GIVEN INSTRUCTION:
Carry none of the pictures over; write out the complete data exactly.

RAW DATA:
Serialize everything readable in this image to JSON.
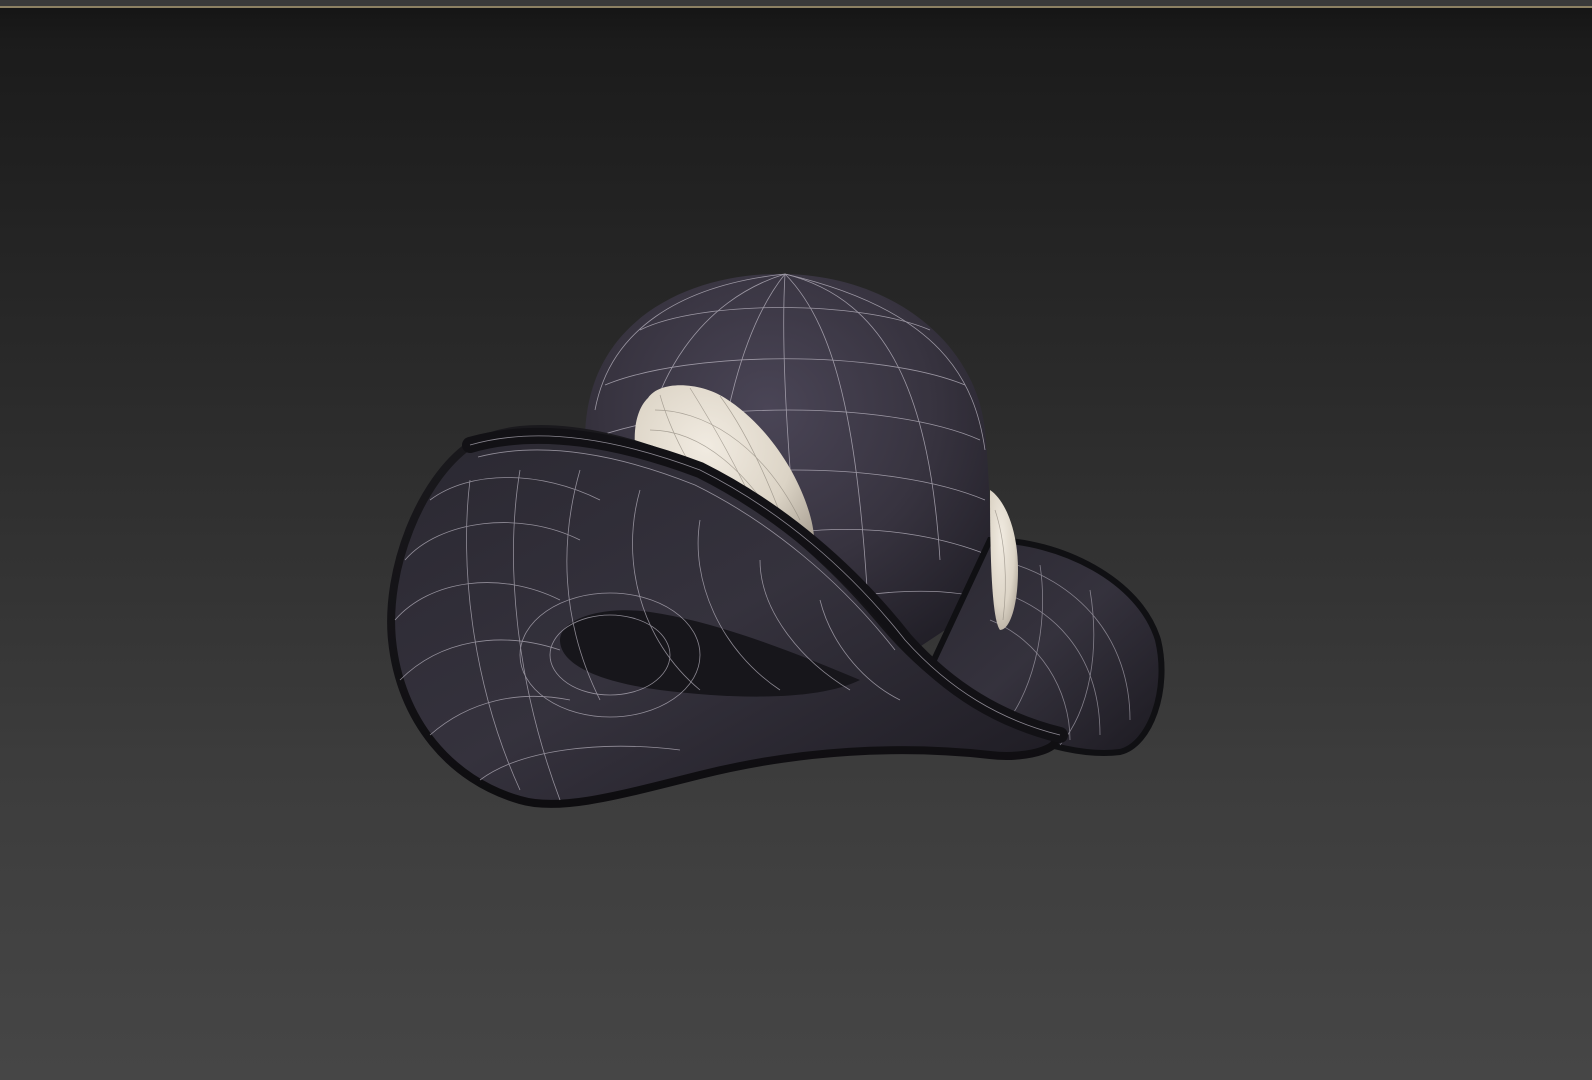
{
  "viewport": {
    "label": "3D viewport",
    "border_color": "#8d8163",
    "background_top": "#141414",
    "background_bottom": "#464646"
  },
  "model": {
    "object": "hat",
    "parts": [
      "crown",
      "brim",
      "crown-ornament"
    ],
    "shading": "wireframe-on-shaded",
    "crown_color": "#3a3644",
    "brim_color": "#2c2a33",
    "ornament_color": "#e6ded2",
    "wire_color": "#bdb8c4"
  }
}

ANSWER TO THE EXERCISE:
Serialize everything readable in this image to JSON.
{
  "viewport": {
    "label": "3D viewport",
    "border_color": "#8d8163",
    "background_top": "#141414",
    "background_bottom": "#464646"
  },
  "model": {
    "object": "hat",
    "parts": [
      "crown",
      "brim",
      "crown-ornament"
    ],
    "shading": "wireframe-on-shaded",
    "crown_color": "#3a3644",
    "brim_color": "#2c2a33",
    "ornament_color": "#e6ded2",
    "wire_color": "#bdb8c4"
  }
}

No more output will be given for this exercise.